Reproduce the records word for word, from the first line up to and including the line that contains "comment-emoji: ❤❤❤❤😊😊 bbox=[361, 175, 414, 186]".

> Supplied data:
--------------------
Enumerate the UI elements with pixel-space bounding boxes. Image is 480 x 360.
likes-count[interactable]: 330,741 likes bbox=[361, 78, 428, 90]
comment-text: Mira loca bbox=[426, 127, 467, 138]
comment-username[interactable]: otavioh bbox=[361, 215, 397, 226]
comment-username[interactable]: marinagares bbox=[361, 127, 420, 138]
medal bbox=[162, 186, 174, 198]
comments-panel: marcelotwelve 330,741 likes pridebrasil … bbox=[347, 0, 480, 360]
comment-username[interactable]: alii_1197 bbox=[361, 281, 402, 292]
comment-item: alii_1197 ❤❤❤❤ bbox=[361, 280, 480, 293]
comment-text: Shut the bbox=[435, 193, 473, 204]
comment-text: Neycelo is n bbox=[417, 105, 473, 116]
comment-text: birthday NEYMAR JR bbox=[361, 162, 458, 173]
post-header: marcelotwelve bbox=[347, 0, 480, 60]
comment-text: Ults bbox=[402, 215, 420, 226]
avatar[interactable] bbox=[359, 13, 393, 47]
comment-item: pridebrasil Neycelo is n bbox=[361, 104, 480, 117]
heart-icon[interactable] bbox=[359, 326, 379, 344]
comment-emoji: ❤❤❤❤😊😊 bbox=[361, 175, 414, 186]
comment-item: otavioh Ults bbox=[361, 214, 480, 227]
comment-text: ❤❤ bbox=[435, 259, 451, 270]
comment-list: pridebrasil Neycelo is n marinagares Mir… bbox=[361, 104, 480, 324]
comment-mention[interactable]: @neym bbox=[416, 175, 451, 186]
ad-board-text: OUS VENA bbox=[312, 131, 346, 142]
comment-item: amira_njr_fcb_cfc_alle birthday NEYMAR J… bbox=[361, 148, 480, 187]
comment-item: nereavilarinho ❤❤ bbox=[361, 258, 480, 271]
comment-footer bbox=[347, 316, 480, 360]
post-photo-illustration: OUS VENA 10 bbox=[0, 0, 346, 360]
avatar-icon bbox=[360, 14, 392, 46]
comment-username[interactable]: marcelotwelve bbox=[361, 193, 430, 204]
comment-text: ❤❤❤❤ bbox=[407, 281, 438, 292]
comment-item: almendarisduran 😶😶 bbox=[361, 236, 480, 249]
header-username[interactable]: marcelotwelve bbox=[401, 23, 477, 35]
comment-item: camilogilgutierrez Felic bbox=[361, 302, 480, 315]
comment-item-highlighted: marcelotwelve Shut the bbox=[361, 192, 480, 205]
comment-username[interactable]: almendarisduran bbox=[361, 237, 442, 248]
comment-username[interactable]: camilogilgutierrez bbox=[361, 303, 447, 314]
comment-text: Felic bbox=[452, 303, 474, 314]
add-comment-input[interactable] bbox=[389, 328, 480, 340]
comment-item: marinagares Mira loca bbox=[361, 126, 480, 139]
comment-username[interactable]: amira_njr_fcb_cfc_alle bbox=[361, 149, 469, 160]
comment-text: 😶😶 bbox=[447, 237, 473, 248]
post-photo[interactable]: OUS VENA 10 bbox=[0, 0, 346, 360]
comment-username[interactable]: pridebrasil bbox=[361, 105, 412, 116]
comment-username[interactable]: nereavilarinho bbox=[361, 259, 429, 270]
--------------------
> The answer:
Enumerate the UI elements with pixel-space bounding boxes. Image is 480 x 360.
likes-count[interactable]: 330,741 likes bbox=[361, 78, 428, 90]
comment-text: Mira loca bbox=[426, 127, 467, 138]
comment-username[interactable]: otavioh bbox=[361, 215, 397, 226]
comment-username[interactable]: marinagares bbox=[361, 127, 420, 138]
medal bbox=[162, 186, 174, 198]
comments-panel: marcelotwelve 330,741 likes pridebrasil … bbox=[347, 0, 480, 360]
comment-username[interactable]: alii_1197 bbox=[361, 281, 402, 292]
comment-item: alii_1197 ❤❤❤❤ bbox=[361, 280, 480, 293]
comment-text: Shut the bbox=[435, 193, 473, 204]
comment-text: Neycelo is n bbox=[417, 105, 473, 116]
comment-text: birthday NEYMAR JR bbox=[361, 162, 458, 173]
post-header: marcelotwelve bbox=[347, 0, 480, 60]
comment-text: Ults bbox=[402, 215, 420, 226]
avatar[interactable] bbox=[359, 13, 393, 47]
comment-item: pridebrasil Neycelo is n bbox=[361, 104, 480, 117]
heart-icon[interactable] bbox=[359, 326, 379, 344]
comment-emoji: ❤❤❤❤😊😊 bbox=[361, 175, 414, 186]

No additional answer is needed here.